### EXERCISE
Leave out every picture, then transcribe the rest of the listing exactly.

Figure dataset records
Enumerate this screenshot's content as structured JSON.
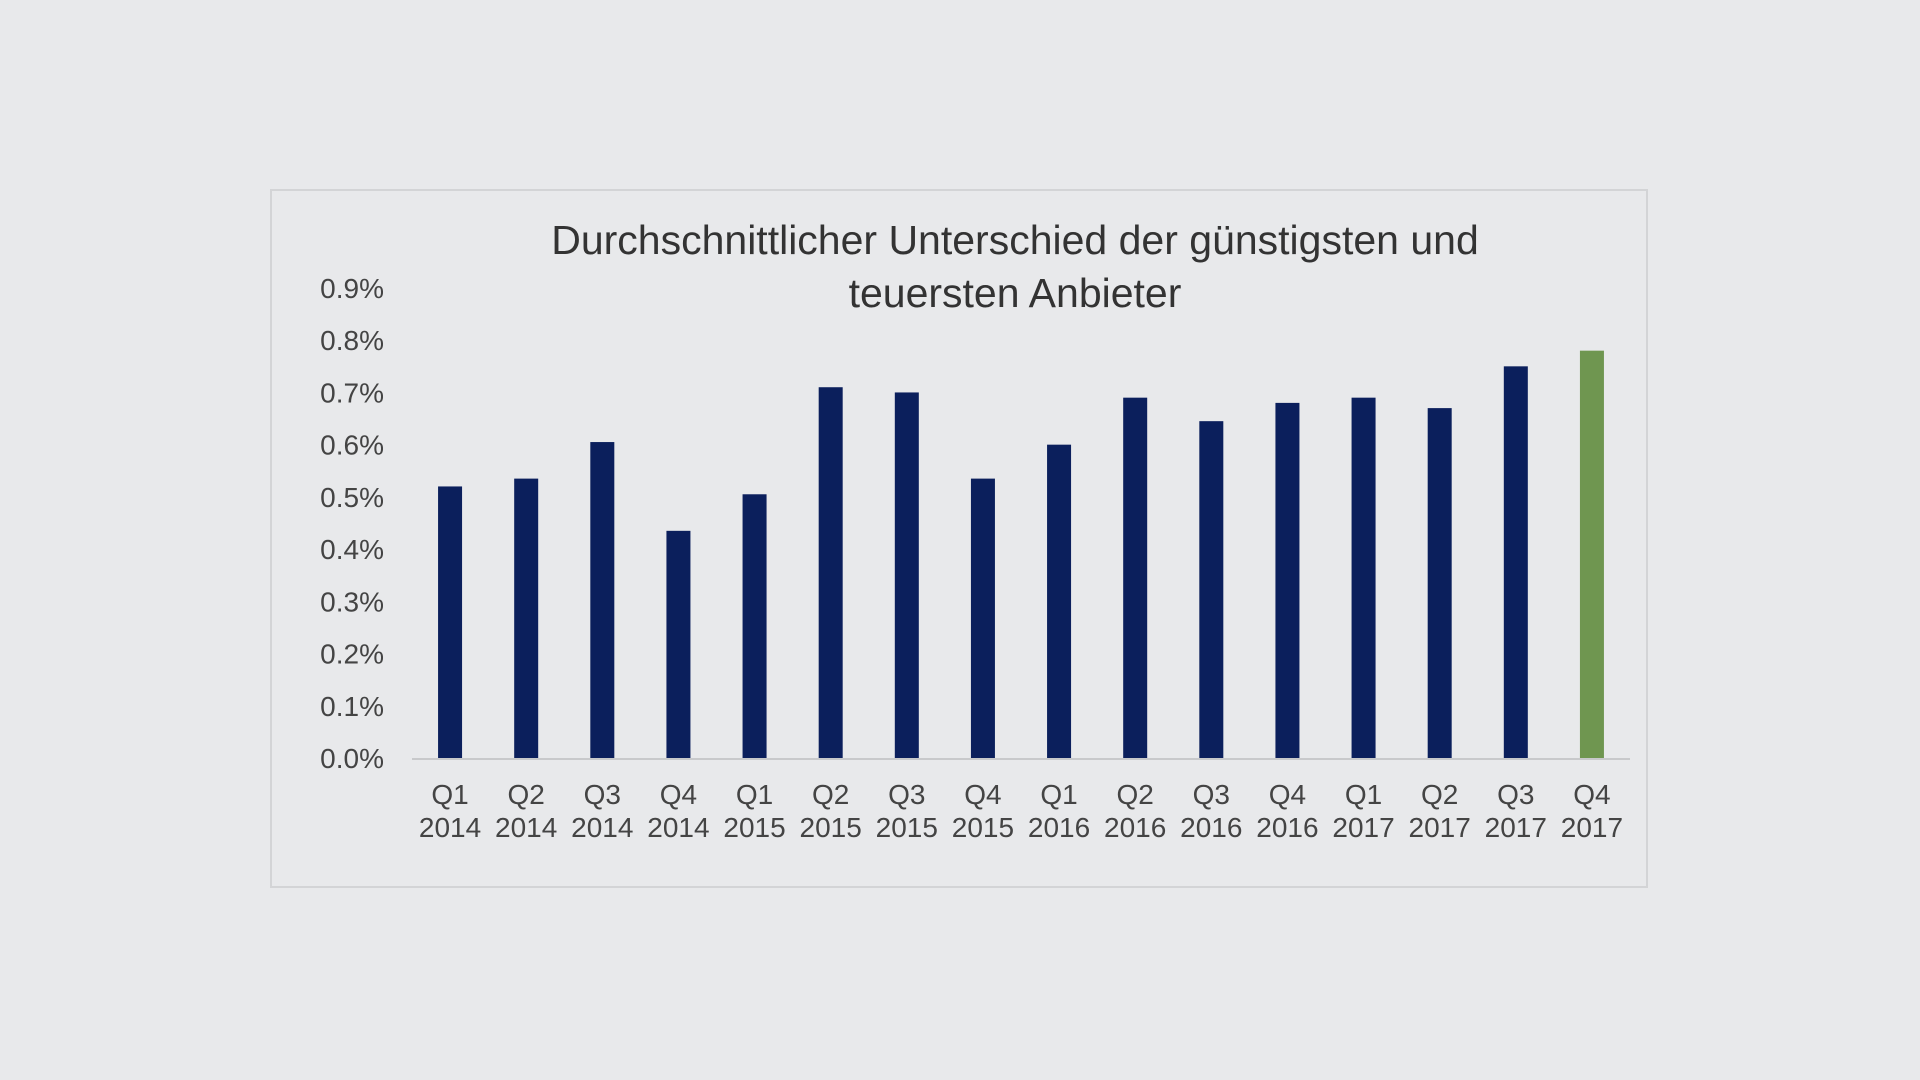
{
  "chart_data": {
    "type": "bar",
    "title_lines": [
      "Durchschnittlicher Unterschied der günstigsten und",
      "teuersten Anbieter"
    ],
    "categories": [
      [
        "Q1",
        "2014"
      ],
      [
        "Q2",
        "2014"
      ],
      [
        "Q3",
        "2014"
      ],
      [
        "Q4",
        "2014"
      ],
      [
        "Q1",
        "2015"
      ],
      [
        "Q2",
        "2015"
      ],
      [
        "Q3",
        "2015"
      ],
      [
        "Q4",
        "2015"
      ],
      [
        "Q1",
        "2016"
      ],
      [
        "Q2",
        "2016"
      ],
      [
        "Q3",
        "2016"
      ],
      [
        "Q4",
        "2016"
      ],
      [
        "Q1",
        "2017"
      ],
      [
        "Q2",
        "2017"
      ],
      [
        "Q3",
        "2017"
      ],
      [
        "Q4",
        "2017"
      ]
    ],
    "values": [
      0.52,
      0.535,
      0.605,
      0.435,
      0.505,
      0.71,
      0.7,
      0.535,
      0.6,
      0.69,
      0.645,
      0.68,
      0.69,
      0.67,
      0.75,
      0.78
    ],
    "ylim": [
      0,
      0.9
    ],
    "yticks": [
      0,
      0.1,
      0.2,
      0.3,
      0.4,
      0.5,
      0.6,
      0.7,
      0.8,
      0.9
    ],
    "ytick_labels": [
      "0.0%",
      "0.1%",
      "0.2%",
      "0.3%",
      "0.4%",
      "0.5%",
      "0.6%",
      "0.7%",
      "0.8%",
      "0.9%"
    ],
    "xlabel": "",
    "ylabel": "",
    "grid": false,
    "bar_color": "#0b1f5c",
    "highlight_color": "#6f9650",
    "highlight_index": 15,
    "axis_color": "#c8c9cb"
  }
}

### COMPLETED TASK
Enumerate this screenshot's content as structured JSON.
{
  "chart_data": {
    "type": "bar",
    "title_lines": [
      "Durchschnittlicher Unterschied der günstigsten und",
      "teuersten Anbieter"
    ],
    "categories": [
      [
        "Q1",
        "2014"
      ],
      [
        "Q2",
        "2014"
      ],
      [
        "Q3",
        "2014"
      ],
      [
        "Q4",
        "2014"
      ],
      [
        "Q1",
        "2015"
      ],
      [
        "Q2",
        "2015"
      ],
      [
        "Q3",
        "2015"
      ],
      [
        "Q4",
        "2015"
      ],
      [
        "Q1",
        "2016"
      ],
      [
        "Q2",
        "2016"
      ],
      [
        "Q3",
        "2016"
      ],
      [
        "Q4",
        "2016"
      ],
      [
        "Q1",
        "2017"
      ],
      [
        "Q2",
        "2017"
      ],
      [
        "Q3",
        "2017"
      ],
      [
        "Q4",
        "2017"
      ]
    ],
    "values": [
      0.52,
      0.535,
      0.605,
      0.435,
      0.505,
      0.71,
      0.7,
      0.535,
      0.6,
      0.69,
      0.645,
      0.68,
      0.69,
      0.67,
      0.75,
      0.78
    ],
    "ylim": [
      0,
      0.9
    ],
    "yticks": [
      0,
      0.1,
      0.2,
      0.3,
      0.4,
      0.5,
      0.6,
      0.7,
      0.8,
      0.9
    ],
    "ytick_labels": [
      "0.0%",
      "0.1%",
      "0.2%",
      "0.3%",
      "0.4%",
      "0.5%",
      "0.6%",
      "0.7%",
      "0.8%",
      "0.9%"
    ],
    "xlabel": "",
    "ylabel": "",
    "grid": false,
    "bar_color": "#0b1f5c",
    "highlight_color": "#6f9650",
    "highlight_index": 15,
    "axis_color": "#c8c9cb"
  }
}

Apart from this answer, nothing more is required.